## START GIVEN RECORDS

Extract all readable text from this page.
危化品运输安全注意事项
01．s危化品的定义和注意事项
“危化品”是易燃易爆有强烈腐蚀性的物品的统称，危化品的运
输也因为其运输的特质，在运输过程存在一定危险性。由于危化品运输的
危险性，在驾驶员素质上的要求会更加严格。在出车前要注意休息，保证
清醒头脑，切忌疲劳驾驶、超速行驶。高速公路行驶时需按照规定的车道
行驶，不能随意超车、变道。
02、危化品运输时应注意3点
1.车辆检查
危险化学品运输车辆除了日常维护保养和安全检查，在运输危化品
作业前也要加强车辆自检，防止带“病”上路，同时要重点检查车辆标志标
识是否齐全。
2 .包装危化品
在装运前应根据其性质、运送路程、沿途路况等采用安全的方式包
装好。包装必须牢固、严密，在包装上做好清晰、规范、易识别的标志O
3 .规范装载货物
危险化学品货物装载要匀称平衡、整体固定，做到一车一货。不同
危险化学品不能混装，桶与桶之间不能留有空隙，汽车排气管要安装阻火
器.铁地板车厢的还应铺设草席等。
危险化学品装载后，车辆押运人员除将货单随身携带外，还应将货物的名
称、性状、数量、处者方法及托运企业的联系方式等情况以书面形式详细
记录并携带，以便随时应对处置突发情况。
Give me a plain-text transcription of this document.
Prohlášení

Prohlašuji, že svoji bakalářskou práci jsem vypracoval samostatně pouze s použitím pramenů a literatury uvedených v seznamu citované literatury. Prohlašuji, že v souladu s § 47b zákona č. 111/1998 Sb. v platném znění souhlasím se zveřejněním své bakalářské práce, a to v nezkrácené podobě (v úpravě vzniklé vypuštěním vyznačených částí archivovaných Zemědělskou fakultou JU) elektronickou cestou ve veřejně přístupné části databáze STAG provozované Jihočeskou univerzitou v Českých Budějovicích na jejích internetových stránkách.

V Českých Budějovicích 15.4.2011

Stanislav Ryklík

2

## END GIVEN RECORDS

EXERCISE DIRECTIONS |
In the listing, find every line containing the word "text" and list it.

RESPONSE TO THIS TASK |
Extract all readable text from this page.
Give me a plain-text transcription of this document.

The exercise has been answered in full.